* _EXTRACTED ENTRIES_:
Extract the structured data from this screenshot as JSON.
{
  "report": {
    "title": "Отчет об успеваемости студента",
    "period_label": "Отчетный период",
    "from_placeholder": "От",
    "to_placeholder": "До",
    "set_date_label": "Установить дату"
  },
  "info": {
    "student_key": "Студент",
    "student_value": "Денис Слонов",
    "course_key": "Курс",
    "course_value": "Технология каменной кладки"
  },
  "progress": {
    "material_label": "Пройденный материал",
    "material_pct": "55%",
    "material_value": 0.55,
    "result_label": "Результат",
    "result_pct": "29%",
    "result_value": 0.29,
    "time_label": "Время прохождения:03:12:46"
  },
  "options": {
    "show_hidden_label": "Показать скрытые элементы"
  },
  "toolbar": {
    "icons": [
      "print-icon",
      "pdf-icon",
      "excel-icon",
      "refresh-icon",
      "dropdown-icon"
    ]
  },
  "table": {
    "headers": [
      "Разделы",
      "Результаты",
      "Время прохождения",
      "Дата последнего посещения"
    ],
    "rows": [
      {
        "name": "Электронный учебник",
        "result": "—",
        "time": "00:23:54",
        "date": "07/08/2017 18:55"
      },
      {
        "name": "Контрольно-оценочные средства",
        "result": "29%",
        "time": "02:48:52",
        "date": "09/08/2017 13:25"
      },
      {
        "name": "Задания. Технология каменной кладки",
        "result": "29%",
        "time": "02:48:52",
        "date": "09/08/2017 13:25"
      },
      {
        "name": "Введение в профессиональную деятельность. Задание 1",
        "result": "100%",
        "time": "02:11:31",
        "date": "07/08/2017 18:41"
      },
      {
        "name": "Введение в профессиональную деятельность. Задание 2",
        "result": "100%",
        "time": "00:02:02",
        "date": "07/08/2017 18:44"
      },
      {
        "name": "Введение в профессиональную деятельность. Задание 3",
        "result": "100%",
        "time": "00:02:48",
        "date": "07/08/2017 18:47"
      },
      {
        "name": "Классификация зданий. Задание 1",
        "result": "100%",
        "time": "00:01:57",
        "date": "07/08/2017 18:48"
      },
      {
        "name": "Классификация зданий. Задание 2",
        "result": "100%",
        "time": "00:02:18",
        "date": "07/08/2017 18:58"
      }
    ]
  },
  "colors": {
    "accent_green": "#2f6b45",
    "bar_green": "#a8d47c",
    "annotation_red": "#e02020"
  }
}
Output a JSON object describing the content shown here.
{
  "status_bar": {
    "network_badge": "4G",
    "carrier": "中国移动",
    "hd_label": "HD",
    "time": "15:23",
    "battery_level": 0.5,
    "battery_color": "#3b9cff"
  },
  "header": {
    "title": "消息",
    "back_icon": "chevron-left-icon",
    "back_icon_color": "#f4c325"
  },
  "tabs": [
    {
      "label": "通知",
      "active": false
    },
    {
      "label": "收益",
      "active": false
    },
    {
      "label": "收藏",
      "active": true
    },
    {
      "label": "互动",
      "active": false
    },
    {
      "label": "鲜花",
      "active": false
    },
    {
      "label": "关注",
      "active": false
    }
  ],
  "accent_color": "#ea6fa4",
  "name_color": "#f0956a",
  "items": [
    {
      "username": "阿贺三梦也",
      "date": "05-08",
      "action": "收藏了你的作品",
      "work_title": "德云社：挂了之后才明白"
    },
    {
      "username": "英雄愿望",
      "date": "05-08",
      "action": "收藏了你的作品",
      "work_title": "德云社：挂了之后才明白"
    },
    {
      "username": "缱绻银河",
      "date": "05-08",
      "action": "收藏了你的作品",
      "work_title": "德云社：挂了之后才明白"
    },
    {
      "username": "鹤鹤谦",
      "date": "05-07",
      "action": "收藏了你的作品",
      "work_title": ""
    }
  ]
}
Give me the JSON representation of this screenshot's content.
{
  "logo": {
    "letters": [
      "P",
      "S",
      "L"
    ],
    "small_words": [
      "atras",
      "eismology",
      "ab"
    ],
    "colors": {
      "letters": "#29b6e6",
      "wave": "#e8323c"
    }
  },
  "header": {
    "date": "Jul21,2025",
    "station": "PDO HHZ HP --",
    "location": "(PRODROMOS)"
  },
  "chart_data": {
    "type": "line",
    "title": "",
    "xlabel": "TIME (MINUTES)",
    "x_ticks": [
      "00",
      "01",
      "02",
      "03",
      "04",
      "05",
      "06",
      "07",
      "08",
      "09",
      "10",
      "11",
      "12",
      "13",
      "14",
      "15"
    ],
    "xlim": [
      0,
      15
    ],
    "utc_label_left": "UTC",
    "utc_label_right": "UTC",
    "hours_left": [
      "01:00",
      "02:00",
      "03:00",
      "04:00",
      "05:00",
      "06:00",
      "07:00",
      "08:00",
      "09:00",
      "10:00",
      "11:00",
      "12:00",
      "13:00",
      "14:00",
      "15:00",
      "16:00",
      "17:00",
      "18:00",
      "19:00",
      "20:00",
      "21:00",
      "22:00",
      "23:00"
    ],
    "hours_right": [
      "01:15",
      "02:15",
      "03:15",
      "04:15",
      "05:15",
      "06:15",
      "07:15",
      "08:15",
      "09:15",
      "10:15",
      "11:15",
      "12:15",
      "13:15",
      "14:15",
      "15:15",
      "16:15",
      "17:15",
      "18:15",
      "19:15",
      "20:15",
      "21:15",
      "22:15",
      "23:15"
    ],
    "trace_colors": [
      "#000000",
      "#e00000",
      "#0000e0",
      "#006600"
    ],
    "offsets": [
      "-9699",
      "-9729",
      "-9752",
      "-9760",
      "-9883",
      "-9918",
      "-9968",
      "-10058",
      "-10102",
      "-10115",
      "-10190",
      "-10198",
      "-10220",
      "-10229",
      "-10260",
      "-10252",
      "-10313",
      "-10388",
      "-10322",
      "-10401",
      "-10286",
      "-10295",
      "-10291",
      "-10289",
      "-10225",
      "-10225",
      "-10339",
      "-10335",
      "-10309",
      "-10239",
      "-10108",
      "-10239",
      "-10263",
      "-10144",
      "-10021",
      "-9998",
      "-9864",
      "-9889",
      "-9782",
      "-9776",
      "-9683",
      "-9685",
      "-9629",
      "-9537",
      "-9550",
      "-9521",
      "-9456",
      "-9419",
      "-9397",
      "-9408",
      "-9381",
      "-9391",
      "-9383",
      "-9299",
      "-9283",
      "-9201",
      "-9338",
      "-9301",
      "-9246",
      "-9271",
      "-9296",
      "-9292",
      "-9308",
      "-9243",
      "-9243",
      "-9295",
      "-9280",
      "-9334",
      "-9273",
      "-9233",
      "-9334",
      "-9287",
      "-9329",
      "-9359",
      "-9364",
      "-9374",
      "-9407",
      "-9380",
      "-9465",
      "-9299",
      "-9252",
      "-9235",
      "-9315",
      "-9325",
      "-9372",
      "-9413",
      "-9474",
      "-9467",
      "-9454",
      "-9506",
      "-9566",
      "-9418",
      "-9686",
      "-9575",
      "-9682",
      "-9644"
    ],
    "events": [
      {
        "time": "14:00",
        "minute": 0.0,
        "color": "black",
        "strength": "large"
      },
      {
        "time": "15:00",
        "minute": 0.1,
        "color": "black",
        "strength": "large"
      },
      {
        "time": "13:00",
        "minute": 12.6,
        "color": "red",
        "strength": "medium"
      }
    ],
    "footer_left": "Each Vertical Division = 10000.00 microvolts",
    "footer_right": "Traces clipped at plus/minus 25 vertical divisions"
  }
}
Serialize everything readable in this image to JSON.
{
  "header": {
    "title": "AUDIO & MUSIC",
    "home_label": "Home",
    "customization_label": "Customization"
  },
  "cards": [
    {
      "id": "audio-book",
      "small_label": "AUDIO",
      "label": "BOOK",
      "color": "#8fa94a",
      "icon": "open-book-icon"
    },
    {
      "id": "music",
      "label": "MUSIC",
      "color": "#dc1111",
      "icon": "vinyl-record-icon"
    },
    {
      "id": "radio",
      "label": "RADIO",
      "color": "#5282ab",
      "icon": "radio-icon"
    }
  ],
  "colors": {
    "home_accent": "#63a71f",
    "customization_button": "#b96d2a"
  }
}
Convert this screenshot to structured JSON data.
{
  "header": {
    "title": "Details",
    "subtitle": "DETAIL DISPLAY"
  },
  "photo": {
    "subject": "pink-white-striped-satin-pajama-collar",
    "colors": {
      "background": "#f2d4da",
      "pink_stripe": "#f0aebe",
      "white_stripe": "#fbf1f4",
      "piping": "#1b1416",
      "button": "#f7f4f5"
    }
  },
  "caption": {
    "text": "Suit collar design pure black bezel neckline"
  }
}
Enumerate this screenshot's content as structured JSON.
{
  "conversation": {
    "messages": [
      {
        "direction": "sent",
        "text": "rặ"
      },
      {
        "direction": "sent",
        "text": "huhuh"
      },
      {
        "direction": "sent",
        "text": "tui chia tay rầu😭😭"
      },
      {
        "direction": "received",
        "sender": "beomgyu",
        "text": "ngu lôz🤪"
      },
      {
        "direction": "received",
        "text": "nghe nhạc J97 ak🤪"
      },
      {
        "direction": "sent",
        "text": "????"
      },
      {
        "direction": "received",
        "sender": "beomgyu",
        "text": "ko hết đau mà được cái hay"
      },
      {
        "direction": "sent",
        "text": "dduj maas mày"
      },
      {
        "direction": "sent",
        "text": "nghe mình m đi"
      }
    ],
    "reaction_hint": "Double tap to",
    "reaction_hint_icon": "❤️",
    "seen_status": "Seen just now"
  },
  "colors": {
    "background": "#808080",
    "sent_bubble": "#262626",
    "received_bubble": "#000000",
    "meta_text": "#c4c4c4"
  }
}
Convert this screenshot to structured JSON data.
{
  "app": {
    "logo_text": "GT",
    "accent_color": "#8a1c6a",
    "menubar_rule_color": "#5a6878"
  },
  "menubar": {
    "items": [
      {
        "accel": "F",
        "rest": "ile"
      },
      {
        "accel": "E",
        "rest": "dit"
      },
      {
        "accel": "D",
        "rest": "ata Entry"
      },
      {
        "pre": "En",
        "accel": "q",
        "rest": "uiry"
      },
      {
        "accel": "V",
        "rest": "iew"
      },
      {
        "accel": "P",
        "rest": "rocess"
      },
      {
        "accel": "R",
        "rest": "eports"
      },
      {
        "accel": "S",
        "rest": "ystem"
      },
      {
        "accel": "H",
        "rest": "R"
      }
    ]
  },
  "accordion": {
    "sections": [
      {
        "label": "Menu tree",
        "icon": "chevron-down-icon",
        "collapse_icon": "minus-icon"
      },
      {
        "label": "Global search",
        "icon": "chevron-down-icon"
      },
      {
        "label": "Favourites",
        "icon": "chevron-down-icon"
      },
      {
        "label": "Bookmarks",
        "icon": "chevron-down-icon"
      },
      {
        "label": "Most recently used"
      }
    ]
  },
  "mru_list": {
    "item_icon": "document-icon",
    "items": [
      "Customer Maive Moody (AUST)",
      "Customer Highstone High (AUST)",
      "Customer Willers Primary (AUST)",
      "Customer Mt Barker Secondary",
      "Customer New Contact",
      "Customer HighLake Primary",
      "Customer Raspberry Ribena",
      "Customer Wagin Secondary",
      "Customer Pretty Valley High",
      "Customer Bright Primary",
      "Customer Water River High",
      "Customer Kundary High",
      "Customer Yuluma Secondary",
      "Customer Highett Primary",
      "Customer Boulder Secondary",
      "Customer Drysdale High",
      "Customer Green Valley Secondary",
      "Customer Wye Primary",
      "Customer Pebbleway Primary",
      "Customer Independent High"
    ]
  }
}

* _WORK TO DO_: From the data above, copy each line where the string "background" appears.

* _THE SOLUTION_:
      "background": "#f2d4da",
    "background": "#808080",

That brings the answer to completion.